[Task prompt]: From the entries below, pull out each line where "Если" appears.

[Extracted data entries]
===
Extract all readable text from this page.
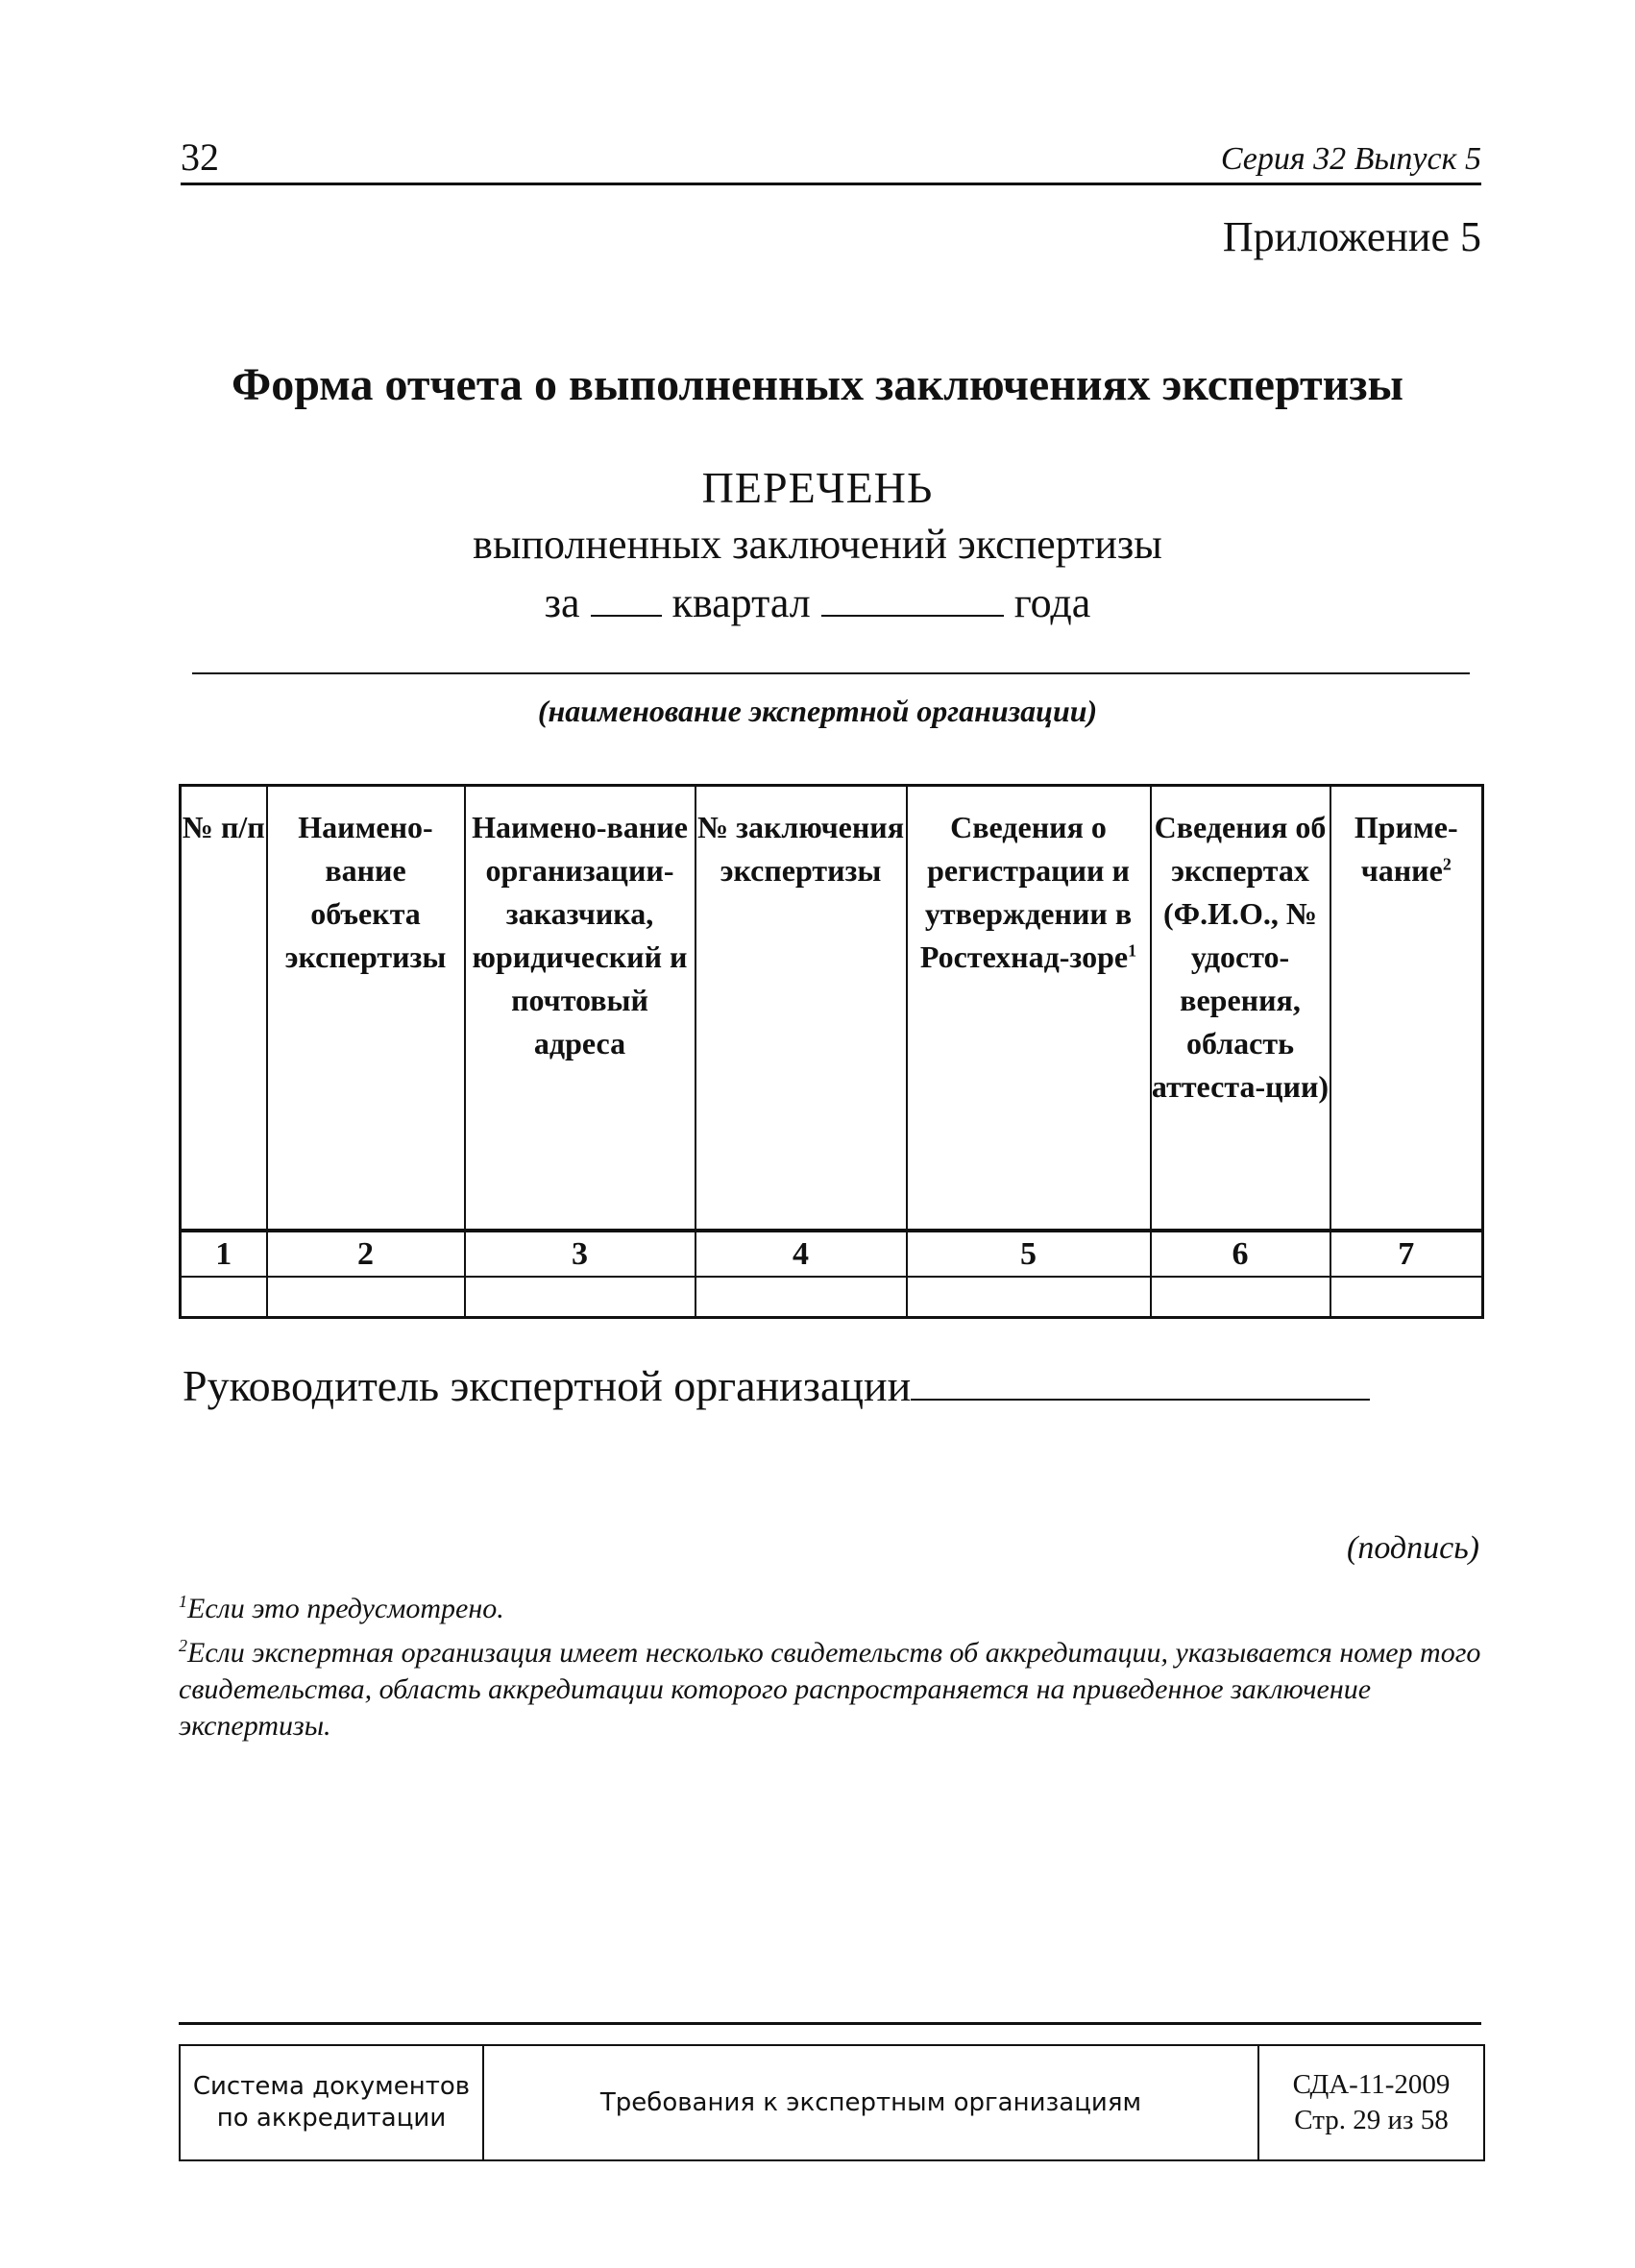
32	Серия 32 Выпуск 5
Приложение 5
Форма отчета о выполненных заключениях экспертизы
ПЕРЕЧЕНЬ
выполненных заключений экспертизы
за квартал	года
(наименование экспертной организации)
№ п/п	Наимено-вание объекта экспертизы	Наимено-вание организации-заказчика, юридический и почтовый адреса	№ заключения экспертизы	Сведения о регистрации и утверждении в Ростехнад-зоре$^1$	Сведения об экспертах (Ф.И.О., № удосто-верения, область аттеста-ции)	Приме-чание$^2$
1	2	3	4	5	6	7

Руководитель экспертной организации
(подпись)
$^1$Если это предусмотрено.
$^2$Если экспертная организация имеет несколько свидетельств об аккредитации, указывается номер того свидетельства, область аккредитации которого распространяется на приведенное заключение экспертизы.
Система документов по аккредитации
Требования к экспертным организациям
СДА-11-2009
Стр. 29 из 58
===
[In response]:
$^1$Если это предусмотрено.
$^2$Если экспертная организация имеет несколько свидетельств об аккредитации, указывается номер того свидетельства, область аккредитации которого распространяется на приведенное заключение экспертизы.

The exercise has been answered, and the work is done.